Data extracted from a collection
+ + + + + + +
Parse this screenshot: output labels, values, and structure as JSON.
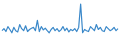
{
  "chart_data": {
    "type": "line",
    "values": [
      30,
      35,
      28,
      40,
      33,
      25,
      38,
      30,
      27,
      45,
      35,
      30,
      42,
      28,
      33,
      36,
      38,
      30,
      55,
      28,
      40,
      32,
      36,
      30,
      25,
      33,
      38,
      30,
      35,
      28,
      32,
      40,
      30,
      36,
      27,
      33,
      30,
      35,
      28,
      38,
      95,
      25,
      33,
      30,
      28,
      40,
      35,
      30,
      45,
      33,
      38,
      30,
      28,
      40,
      35,
      30,
      33,
      38,
      30,
      35
    ],
    "color": "#3a88c9",
    "ylim": [
      0,
      100
    ],
    "tick_labels": false,
    "grid": false
  }
}
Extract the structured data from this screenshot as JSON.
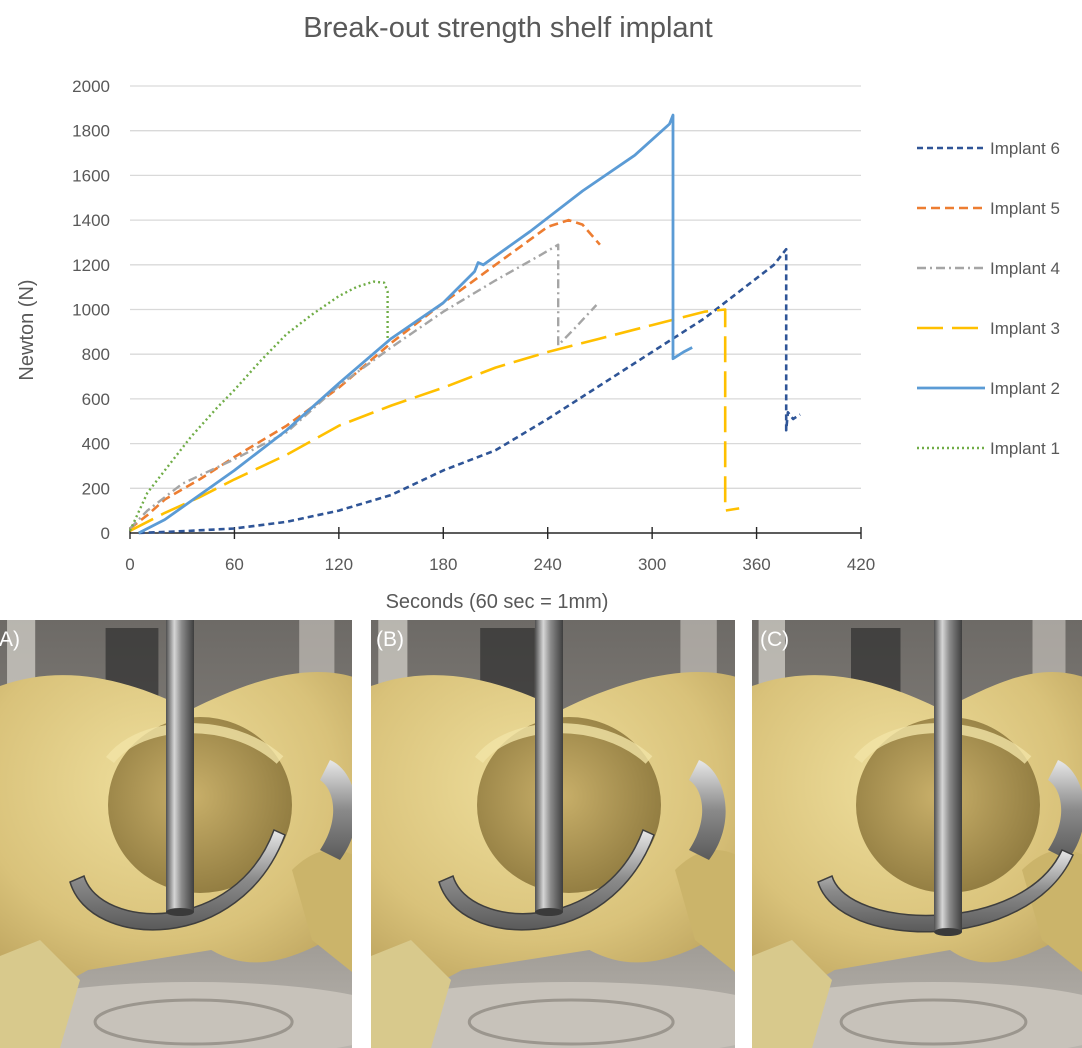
{
  "chart_data": {
    "type": "line",
    "title": "Break-out strength shelf implant",
    "xlabel": "Seconds (60 sec = 1mm)",
    "ylabel": "Newton (N)",
    "xlim": [
      0,
      420
    ],
    "ylim": [
      0,
      2000
    ],
    "x_ticks": [
      0,
      60,
      120,
      180,
      240,
      300,
      360,
      420
    ],
    "y_ticks": [
      0,
      200,
      400,
      600,
      800,
      1000,
      1200,
      1400,
      1600,
      1800,
      2000
    ],
    "grid": "horizontal",
    "legend": "right",
    "series": [
      {
        "name": "Implant 6",
        "color": "#2f5597",
        "dash": "6,4",
        "width": 2.6,
        "points": [
          [
            5,
            0
          ],
          [
            30,
            8
          ],
          [
            60,
            20
          ],
          [
            90,
            50
          ],
          [
            120,
            100
          ],
          [
            150,
            170
          ],
          [
            180,
            280
          ],
          [
            210,
            370
          ],
          [
            240,
            510
          ],
          [
            270,
            660
          ],
          [
            300,
            810
          ],
          [
            330,
            960
          ],
          [
            350,
            1080
          ],
          [
            370,
            1200
          ],
          [
            377,
            1270
          ],
          [
            377,
            460
          ],
          [
            378,
            540
          ],
          [
            381,
            510
          ],
          [
            385,
            530
          ]
        ]
      },
      {
        "name": "Implant 5",
        "color": "#ed7d31",
        "dash": "9,5",
        "width": 2.6,
        "points": [
          [
            0,
            20
          ],
          [
            10,
            80
          ],
          [
            20,
            150
          ],
          [
            40,
            240
          ],
          [
            60,
            340
          ],
          [
            90,
            480
          ],
          [
            120,
            650
          ],
          [
            150,
            850
          ],
          [
            180,
            1030
          ],
          [
            210,
            1200
          ],
          [
            240,
            1370
          ],
          [
            252,
            1400
          ],
          [
            260,
            1380
          ],
          [
            270,
            1290
          ]
        ]
      },
      {
        "name": "Implant 4",
        "color": "#a5a5a5",
        "dash": "9,4,2,4",
        "width": 2.4,
        "points": [
          [
            0,
            20
          ],
          [
            10,
            100
          ],
          [
            30,
            220
          ],
          [
            60,
            330
          ],
          [
            90,
            450
          ],
          [
            120,
            660
          ],
          [
            150,
            830
          ],
          [
            180,
            990
          ],
          [
            210,
            1130
          ],
          [
            235,
            1240
          ],
          [
            246,
            1290
          ],
          [
            246,
            840
          ],
          [
            256,
            920
          ],
          [
            268,
            1020
          ]
        ]
      },
      {
        "name": "Implant 3",
        "color": "#ffc000",
        "dash": "26,9",
        "width": 2.6,
        "points": [
          [
            0,
            10
          ],
          [
            20,
            90
          ],
          [
            40,
            160
          ],
          [
            60,
            240
          ],
          [
            90,
            350
          ],
          [
            120,
            480
          ],
          [
            150,
            570
          ],
          [
            180,
            650
          ],
          [
            210,
            740
          ],
          [
            240,
            810
          ],
          [
            270,
            870
          ],
          [
            300,
            930
          ],
          [
            330,
            990
          ],
          [
            342,
            1000
          ],
          [
            342,
            100
          ],
          [
            350,
            110
          ]
        ]
      },
      {
        "name": "Implant 2",
        "color": "#5b9bd5",
        "dash": "",
        "width": 2.8,
        "points": [
          [
            5,
            0
          ],
          [
            20,
            60
          ],
          [
            40,
            170
          ],
          [
            60,
            280
          ],
          [
            90,
            460
          ],
          [
            120,
            670
          ],
          [
            150,
            870
          ],
          [
            180,
            1030
          ],
          [
            198,
            1170
          ],
          [
            200,
            1210
          ],
          [
            203,
            1200
          ],
          [
            230,
            1350
          ],
          [
            260,
            1530
          ],
          [
            290,
            1690
          ],
          [
            310,
            1830
          ],
          [
            312,
            1870
          ],
          [
            312,
            780
          ],
          [
            318,
            810
          ],
          [
            323,
            830
          ]
        ]
      },
      {
        "name": "Implant 1",
        "color": "#70ad47",
        "dash": "2,3",
        "width": 2.4,
        "points": [
          [
            0,
            10
          ],
          [
            10,
            180
          ],
          [
            20,
            280
          ],
          [
            35,
            430
          ],
          [
            50,
            560
          ],
          [
            60,
            640
          ],
          [
            75,
            770
          ],
          [
            90,
            890
          ],
          [
            105,
            980
          ],
          [
            120,
            1060
          ],
          [
            130,
            1100
          ],
          [
            140,
            1125
          ],
          [
            146,
            1120
          ],
          [
            148,
            1080
          ],
          [
            148,
            860
          ]
        ]
      }
    ]
  },
  "photos": [
    {
      "label": "(A)",
      "pin_x": 180,
      "shift": 0
    },
    {
      "label": "(B)",
      "pin_x": 178,
      "shift": 0
    },
    {
      "label": "(C)",
      "pin_x": 196,
      "shift": 20
    }
  ]
}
+ + + + + + +
◆ **Direction**: Only a number is wanted: how many lines of the material include the word "values".

◆ **Result of the task**: 2